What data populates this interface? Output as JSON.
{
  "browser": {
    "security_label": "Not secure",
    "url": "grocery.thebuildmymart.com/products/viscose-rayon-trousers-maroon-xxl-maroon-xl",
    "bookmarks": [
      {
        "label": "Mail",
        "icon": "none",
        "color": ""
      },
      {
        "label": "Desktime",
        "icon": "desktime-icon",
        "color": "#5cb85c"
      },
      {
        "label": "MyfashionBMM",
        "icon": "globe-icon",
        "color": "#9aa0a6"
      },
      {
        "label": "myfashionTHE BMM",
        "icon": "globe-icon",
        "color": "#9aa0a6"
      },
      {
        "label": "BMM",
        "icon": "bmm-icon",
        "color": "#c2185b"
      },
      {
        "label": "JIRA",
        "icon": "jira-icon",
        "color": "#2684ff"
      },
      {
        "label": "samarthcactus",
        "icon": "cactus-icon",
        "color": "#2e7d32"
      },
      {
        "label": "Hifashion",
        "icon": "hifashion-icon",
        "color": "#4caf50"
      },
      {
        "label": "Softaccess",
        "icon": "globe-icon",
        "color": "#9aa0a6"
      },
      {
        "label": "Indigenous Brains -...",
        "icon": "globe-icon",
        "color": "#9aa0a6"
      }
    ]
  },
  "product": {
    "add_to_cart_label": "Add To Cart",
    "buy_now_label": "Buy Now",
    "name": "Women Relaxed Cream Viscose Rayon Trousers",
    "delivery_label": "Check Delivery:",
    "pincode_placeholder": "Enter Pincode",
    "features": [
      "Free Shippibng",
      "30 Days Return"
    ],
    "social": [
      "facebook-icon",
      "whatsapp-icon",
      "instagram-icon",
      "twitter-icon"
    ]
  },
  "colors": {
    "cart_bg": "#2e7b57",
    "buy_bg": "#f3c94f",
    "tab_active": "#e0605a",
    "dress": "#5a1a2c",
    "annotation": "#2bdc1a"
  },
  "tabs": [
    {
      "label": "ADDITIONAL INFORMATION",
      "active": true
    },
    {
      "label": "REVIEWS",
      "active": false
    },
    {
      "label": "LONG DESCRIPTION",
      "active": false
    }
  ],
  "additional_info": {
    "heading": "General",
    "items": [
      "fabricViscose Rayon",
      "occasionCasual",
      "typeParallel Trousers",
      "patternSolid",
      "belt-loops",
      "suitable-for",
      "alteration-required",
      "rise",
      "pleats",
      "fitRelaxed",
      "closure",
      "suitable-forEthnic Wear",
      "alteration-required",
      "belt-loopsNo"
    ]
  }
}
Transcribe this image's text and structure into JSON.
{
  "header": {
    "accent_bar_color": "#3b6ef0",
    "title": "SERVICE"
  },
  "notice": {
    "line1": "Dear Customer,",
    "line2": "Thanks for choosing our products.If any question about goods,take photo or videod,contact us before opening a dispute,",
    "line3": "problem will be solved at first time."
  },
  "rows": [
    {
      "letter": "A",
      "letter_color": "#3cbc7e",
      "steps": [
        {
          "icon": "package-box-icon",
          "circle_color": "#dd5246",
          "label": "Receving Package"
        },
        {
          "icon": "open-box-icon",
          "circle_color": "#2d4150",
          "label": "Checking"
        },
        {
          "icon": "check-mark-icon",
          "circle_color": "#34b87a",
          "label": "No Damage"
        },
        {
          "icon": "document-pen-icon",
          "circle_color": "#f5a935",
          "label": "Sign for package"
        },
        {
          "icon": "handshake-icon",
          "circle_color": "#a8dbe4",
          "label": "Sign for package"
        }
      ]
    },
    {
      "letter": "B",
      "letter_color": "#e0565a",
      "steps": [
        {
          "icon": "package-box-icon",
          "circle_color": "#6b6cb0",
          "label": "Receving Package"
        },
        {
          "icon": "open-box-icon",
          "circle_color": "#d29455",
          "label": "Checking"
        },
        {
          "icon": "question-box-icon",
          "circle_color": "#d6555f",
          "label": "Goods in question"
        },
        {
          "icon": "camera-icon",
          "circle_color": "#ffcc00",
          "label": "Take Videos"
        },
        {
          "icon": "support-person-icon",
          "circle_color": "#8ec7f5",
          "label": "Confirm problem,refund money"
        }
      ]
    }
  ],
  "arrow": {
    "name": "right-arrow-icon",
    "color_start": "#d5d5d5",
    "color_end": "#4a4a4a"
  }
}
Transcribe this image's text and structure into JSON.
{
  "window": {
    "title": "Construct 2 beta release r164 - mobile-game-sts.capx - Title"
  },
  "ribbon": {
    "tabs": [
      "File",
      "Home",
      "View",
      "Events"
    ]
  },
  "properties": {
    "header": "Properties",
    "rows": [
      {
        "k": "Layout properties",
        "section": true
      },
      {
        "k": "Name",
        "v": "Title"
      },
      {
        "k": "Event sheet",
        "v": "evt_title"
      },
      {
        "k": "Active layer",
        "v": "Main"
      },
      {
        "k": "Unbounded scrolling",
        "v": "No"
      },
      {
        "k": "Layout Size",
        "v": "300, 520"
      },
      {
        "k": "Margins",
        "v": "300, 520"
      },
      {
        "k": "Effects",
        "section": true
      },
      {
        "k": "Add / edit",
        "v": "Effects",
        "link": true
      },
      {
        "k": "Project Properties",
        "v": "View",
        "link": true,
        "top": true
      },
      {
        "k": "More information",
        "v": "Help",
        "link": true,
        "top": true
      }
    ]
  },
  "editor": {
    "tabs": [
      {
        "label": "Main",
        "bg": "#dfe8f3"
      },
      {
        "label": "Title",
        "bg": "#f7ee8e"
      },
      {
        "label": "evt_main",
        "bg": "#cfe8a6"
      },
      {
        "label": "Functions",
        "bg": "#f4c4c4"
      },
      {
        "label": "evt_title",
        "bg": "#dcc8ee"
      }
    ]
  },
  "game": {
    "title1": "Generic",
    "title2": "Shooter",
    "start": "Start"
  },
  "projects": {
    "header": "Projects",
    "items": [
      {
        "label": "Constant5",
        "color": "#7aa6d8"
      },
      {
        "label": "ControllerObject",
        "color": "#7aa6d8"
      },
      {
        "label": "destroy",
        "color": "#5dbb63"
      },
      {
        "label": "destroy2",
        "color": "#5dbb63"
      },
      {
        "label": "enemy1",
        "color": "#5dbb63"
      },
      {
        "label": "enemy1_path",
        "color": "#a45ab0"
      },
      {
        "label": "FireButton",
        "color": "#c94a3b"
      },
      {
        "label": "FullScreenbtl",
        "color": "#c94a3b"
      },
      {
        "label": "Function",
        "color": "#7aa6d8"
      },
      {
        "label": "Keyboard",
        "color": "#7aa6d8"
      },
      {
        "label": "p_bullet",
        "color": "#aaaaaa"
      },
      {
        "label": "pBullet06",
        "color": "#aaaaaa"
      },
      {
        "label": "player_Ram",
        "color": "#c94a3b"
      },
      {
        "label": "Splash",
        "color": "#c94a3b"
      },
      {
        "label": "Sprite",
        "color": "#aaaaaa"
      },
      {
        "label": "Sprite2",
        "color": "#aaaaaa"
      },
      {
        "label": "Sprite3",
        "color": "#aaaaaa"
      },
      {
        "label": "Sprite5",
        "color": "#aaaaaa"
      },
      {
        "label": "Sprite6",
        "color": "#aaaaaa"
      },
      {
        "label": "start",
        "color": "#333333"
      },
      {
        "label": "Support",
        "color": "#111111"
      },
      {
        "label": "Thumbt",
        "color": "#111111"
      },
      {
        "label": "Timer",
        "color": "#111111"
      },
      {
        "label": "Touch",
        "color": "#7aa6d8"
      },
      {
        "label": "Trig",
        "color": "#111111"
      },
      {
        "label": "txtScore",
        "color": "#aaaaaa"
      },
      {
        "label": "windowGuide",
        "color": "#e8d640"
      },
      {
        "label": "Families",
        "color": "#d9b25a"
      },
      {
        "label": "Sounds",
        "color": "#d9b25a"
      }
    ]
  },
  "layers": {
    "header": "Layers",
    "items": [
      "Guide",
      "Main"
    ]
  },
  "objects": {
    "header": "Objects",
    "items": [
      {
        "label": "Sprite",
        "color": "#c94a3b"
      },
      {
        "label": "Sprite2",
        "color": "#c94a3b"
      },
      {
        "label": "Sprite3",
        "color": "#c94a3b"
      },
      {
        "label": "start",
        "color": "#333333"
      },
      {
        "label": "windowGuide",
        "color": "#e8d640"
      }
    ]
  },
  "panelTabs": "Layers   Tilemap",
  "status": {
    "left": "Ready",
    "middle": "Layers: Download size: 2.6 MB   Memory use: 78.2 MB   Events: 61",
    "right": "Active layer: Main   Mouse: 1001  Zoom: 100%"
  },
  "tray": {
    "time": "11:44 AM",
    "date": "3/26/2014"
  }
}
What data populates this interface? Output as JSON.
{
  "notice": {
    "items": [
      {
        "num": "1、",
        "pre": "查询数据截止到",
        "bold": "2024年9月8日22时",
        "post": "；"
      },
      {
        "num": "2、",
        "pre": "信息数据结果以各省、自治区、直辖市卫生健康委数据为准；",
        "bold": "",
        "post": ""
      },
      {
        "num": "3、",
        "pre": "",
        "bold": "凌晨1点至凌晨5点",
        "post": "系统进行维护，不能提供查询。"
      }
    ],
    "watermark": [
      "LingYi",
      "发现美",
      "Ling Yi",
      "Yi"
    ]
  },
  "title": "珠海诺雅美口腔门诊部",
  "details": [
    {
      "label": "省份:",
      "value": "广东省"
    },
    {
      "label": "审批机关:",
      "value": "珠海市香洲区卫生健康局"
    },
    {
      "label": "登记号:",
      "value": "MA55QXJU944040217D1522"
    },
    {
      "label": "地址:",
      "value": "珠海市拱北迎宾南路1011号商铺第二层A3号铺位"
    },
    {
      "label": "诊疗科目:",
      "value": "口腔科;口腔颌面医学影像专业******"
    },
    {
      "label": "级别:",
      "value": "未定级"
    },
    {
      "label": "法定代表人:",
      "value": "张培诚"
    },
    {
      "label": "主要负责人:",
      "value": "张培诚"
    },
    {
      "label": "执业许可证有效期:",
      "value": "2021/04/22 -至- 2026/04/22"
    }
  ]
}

### [The problem]
Show the lines from the data above that contain the string "value".

### [Answer to this exercise]
      "value": "广东省"
      "value": "珠海市香洲区卫生健康局"
      "value": "MA55QXJU944040217D1522"
      "value": "珠海市拱北迎宾南路1011号商铺第二层A3号铺位"
      "value": "口腔科;口腔颌面医学影像专业******"
      "value": "未定级"
      "value": "张培诚"
      "value": "张培诚"
      "value": "2021/04/22 -至- 2026/04/22"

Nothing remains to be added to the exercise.